*Data shown*
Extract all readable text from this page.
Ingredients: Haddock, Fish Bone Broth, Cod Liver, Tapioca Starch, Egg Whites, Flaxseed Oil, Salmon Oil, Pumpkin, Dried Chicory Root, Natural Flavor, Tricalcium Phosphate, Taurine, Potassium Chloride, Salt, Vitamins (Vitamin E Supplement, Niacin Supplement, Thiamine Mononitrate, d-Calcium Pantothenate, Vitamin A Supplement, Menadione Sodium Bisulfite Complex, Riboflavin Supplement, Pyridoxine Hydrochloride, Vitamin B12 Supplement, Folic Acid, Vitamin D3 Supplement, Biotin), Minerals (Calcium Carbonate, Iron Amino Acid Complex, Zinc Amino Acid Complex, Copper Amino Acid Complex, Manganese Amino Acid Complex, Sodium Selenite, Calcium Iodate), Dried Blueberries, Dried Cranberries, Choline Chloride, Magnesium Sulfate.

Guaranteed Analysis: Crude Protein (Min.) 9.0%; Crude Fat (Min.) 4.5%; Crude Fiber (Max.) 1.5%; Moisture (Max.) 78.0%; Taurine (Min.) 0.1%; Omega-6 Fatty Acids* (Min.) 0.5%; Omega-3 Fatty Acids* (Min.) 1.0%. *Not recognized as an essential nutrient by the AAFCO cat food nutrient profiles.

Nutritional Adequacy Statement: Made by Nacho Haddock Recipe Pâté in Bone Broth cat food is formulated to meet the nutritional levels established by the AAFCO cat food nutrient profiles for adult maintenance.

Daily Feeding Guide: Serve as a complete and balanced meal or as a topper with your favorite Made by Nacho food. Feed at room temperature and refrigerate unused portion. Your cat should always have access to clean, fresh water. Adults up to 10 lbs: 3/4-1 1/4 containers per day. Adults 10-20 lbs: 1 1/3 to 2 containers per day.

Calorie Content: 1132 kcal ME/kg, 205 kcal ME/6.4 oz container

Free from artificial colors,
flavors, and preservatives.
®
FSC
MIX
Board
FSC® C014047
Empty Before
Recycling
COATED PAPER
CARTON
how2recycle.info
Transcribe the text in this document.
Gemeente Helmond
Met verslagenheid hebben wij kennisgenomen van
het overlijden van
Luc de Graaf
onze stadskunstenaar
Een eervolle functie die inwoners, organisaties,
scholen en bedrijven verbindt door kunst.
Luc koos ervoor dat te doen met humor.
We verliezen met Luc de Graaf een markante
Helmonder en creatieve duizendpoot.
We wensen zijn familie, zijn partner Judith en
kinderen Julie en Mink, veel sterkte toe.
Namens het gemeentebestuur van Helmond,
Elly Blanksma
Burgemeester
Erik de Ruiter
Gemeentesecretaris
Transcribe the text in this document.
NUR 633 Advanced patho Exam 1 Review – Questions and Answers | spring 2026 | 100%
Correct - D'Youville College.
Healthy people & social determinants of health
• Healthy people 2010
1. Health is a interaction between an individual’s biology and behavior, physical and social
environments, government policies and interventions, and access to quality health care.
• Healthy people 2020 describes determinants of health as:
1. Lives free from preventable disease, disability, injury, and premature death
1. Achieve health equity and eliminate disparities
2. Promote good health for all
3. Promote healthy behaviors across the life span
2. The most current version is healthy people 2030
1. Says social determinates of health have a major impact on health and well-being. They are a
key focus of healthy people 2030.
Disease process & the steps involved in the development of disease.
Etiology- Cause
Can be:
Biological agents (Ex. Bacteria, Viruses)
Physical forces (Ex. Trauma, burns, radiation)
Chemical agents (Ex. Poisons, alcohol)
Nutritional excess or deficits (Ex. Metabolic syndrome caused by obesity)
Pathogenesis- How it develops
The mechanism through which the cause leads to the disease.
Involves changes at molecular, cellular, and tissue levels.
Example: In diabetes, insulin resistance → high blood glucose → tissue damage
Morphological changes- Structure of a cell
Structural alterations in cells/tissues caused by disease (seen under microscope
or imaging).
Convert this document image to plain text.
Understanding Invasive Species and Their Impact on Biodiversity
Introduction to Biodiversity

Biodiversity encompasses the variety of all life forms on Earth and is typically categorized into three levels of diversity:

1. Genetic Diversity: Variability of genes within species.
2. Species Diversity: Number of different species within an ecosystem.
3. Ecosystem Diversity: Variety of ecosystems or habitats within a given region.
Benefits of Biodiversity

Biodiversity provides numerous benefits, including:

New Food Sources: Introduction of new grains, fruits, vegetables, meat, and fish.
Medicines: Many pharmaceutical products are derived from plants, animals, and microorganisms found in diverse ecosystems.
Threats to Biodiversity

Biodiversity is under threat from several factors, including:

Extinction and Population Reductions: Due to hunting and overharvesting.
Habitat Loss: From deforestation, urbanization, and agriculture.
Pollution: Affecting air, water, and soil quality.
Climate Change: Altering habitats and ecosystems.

*Exercise details*
Repeat every record exactly as written, please.

*Output of the task*
Extract all readable text from this page.
Ingredients: Haddock, Fish Bone Broth, Cod Liver, Tapioca Starch, Egg Whites, Flaxseed Oil, Salmon Oil, Pumpkin, Dried Chicory Root, Natural Flavor, Tricalcium Phosphate, Taurine, Potassium Chloride, Salt, Vitamins (Vitamin E Supplement, Niacin Supplement, Thiamine Mononitrate, d-Calcium Pantothenate, Vitamin A Supplement, Menadione Sodium Bisulfite Complex, Riboflavin Supplement, Pyridoxine Hydrochloride, Vitamin B12 Supplement, Folic Acid, Vitamin D3 Supplement, Biotin), Minerals (Calcium Carbonate, Iron Amino Acid Complex, Zinc Amino Acid Complex, Copper Amino Acid Complex, Manganese Amino Acid Complex, Sodium Selenite, Calcium Iodate), Dried Blueberries, Dried Cranberries, Choline Chloride, Magnesium Sulfate.

Guaranteed Analysis: Crude Protein (Min.) 9.0%; Crude Fat (Min.) 4.5%; Crude Fiber (Max.) 1.5%; Moisture (Max.) 78.0%; Taurine (Min.) 0.1%; Omega-6 Fatty Acids* (Min.) 0.5%; Omega-3 Fatty Acids* (Min.) 1.0%. *Not recognized as an essential nutrient by the AAFCO cat food nutrient profiles.

Nutritional Adequacy Statement: Made by Nacho Haddock Recipe Pâté in Bone Broth cat food is formulated to meet the nutritional levels established by the AAFCO cat food nutrient profiles for adult maintenance.

Daily Feeding Guide: Serve as a complete and balanced meal or as a topper with your favorite Made by Nacho food. Feed at room temperature and refrigerate unused portion. Your cat should always have access to clean, fresh water. Adults up to 10 lbs: 3/4-1 1/4 containers per day. Adults 10-20 lbs: 1 1/3 to 2 containers per day.

Calorie Content: 1132 kcal ME/kg, 205 kcal ME/6.4 oz container

Free from artificial colors,
flavors, and preservatives.
®
FSC
MIX
Board
FSC® C014047
Empty Before
Recycling
COATED PAPER
CARTON
how2recycle.info
Transcribe the text in this document.
Gemeente Helmond
Met verslagenheid hebben wij kennisgenomen van
het overlijden van
Luc de Graaf
onze stadskunstenaar
Een eervolle functie die inwoners, organisaties,
scholen en bedrijven verbindt door kunst.
Luc koos ervoor dat te doen met humor.
We verliezen met Luc de Graaf een markante
Helmonder en creatieve duizendpoot.
We wensen zijn familie, zijn partner Judith en
kinderen Julie en Mink, veel sterkte toe.
Namens het gemeentebestuur van Helmond,
Elly Blanksma
Burgemeester
Erik de Ruiter
Gemeentesecretaris
Transcribe the text in this document.
NUR 633 Advanced patho Exam 1 Review – Questions and Answers | spring 2026 | 100%
Correct - D'Youville College.
Healthy people & social determinants of health
• Healthy people 2010
1. Health is a interaction between an individual’s biology and behavior, physical and social
environments, government policies and interventions, and access to quality health care.
• Healthy people 2020 describes determinants of health as:
1. Lives free from preventable disease, disability, injury, and premature death
1. Achieve health equity and eliminate disparities
2. Promote good health for all
3. Promote healthy behaviors across the life span
2. The most current version is healthy people 2030
1. Says social determinates of health have a major impact on health and well-being. They are a
key focus of healthy people 2030.
Disease process & the steps involved in the development of disease.
Etiology- Cause
Can be:
Biological agents (Ex. Bacteria, Viruses)
Physical forces (Ex. Trauma, burns, radiation)
Chemical agents (Ex. Poisons, alcohol)
Nutritional excess or deficits (Ex. Metabolic syndrome caused by obesity)
Pathogenesis- How it develops
The mechanism through which the cause leads to the disease.
Involves changes at molecular, cellular, and tissue levels.
Example: In diabetes, insulin resistance → high blood glucose → tissue damage
Morphological changes- Structure of a cell
Structural alterations in cells/tissues caused by disease (seen under microscope
or imaging).
Convert this document image to plain text.
Understanding Invasive Species and Their Impact on Biodiversity
Introduction to Biodiversity

Biodiversity encompasses the variety of all life forms on Earth and is typically categorized into three levels of diversity:

1. Genetic Diversity: Variability of genes within species.
2. Species Diversity: Number of different species within an ecosystem.
3. Ecosystem Diversity: Variety of ecosystems or habitats within a given region.
Benefits of Biodiversity

Biodiversity provides numerous benefits, including:

New Food Sources: Introduction of new grains, fruits, vegetables, meat, and fish.
Medicines: Many pharmaceutical products are derived from plants, animals, and microorganisms found in diverse ecosystems.
Threats to Biodiversity

Biodiversity is under threat from several factors, including:

Extinction and Population Reductions: Due to hunting and overharvesting.
Habitat Loss: From deforestation, urbanization, and agriculture.
Pollution: Affecting air, water, and soil quality.
Climate Change: Altering habitats and ecosystems.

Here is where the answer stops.